TASK REQUIREMENTS :: Check every line below for the word "File" and copy the ones that have it.

DATA FOR THIS TASK ::

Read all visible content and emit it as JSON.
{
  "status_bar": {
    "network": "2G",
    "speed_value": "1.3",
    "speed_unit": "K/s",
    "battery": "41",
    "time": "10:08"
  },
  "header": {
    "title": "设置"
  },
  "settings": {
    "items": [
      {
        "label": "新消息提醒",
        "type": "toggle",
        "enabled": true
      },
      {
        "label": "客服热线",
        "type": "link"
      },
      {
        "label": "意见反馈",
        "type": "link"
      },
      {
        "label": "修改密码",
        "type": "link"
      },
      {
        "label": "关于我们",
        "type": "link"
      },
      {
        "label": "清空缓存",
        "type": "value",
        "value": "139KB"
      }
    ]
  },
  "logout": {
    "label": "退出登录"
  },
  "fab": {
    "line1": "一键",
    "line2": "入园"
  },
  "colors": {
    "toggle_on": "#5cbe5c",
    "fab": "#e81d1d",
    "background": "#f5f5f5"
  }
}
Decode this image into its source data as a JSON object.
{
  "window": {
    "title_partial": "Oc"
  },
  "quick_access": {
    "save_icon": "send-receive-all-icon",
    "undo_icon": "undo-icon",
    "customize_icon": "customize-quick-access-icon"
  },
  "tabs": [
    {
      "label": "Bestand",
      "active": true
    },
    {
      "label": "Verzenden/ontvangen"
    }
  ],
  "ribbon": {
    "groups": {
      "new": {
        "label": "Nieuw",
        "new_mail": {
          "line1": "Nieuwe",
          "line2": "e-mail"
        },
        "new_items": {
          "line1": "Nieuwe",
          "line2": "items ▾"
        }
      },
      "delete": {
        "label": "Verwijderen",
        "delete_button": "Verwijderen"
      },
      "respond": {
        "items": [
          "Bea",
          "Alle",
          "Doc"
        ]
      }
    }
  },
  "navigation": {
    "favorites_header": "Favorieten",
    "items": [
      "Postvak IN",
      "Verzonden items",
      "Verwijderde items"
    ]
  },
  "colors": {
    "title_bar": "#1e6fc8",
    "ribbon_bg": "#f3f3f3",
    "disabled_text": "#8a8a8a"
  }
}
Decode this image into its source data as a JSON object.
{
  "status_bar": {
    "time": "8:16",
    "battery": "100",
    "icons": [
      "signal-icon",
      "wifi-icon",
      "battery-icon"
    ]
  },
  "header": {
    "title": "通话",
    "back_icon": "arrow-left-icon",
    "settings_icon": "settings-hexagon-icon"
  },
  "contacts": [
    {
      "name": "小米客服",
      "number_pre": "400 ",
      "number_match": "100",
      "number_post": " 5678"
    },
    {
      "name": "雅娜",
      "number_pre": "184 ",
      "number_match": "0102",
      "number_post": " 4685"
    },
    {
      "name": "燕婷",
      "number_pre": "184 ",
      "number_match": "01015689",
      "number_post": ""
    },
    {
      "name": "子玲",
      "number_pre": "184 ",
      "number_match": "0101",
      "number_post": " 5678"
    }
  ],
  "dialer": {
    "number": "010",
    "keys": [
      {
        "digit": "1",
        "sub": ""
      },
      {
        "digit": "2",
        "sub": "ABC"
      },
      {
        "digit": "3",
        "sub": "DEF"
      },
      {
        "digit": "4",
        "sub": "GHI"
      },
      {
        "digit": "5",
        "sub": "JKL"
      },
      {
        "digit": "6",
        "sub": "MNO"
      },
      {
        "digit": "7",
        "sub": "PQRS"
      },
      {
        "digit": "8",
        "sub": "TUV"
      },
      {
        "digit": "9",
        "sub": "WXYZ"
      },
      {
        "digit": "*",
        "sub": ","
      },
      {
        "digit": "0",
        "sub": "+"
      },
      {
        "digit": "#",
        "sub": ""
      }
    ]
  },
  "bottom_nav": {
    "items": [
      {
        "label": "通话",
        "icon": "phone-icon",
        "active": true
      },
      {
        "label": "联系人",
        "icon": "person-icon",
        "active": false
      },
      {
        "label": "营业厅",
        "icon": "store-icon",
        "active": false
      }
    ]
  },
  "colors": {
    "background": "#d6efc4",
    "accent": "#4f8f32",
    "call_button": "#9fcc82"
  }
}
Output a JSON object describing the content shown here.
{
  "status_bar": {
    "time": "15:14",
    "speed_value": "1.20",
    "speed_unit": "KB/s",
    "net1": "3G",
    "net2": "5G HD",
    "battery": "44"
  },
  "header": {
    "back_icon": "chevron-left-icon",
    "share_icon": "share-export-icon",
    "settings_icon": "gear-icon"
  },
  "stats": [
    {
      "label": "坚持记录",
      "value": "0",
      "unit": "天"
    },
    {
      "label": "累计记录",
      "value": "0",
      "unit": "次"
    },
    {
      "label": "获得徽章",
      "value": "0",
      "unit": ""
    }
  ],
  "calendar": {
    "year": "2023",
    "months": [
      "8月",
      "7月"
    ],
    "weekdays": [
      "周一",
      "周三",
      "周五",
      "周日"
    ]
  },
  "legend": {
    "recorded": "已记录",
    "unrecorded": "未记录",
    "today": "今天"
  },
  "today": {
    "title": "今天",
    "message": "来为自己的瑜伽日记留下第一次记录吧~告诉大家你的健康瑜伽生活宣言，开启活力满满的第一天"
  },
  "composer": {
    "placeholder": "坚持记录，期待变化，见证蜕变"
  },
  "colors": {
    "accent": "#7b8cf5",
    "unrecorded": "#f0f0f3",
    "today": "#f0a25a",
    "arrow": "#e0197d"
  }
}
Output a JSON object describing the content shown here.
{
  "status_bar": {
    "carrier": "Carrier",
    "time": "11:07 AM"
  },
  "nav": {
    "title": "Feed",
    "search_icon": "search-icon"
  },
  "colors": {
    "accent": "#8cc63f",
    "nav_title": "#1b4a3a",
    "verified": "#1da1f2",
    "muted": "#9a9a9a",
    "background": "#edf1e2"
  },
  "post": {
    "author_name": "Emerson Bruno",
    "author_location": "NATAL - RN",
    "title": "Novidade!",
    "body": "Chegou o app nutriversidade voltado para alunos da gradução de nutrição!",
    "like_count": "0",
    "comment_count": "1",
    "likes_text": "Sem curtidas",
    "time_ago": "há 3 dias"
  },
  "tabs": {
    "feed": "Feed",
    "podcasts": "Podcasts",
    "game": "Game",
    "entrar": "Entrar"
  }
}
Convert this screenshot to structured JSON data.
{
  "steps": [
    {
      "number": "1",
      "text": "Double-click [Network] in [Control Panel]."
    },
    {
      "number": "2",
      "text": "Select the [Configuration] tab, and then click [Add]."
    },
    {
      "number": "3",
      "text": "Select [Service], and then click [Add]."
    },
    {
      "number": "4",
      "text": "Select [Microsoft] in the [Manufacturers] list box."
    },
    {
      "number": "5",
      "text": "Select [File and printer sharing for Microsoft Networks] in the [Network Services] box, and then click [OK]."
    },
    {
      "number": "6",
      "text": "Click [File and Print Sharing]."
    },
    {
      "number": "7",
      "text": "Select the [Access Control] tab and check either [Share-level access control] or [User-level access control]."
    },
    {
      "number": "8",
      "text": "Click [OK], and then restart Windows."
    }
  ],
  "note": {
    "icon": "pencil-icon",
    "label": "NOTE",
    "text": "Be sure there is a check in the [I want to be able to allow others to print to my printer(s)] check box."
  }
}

THE COMPLETED TASK ::
      "text": "Select [File and printer sharing for Microsoft Networks] in the [Network Services] box, and then click [OK]."
      "text": "Click [File and Print Sharing]."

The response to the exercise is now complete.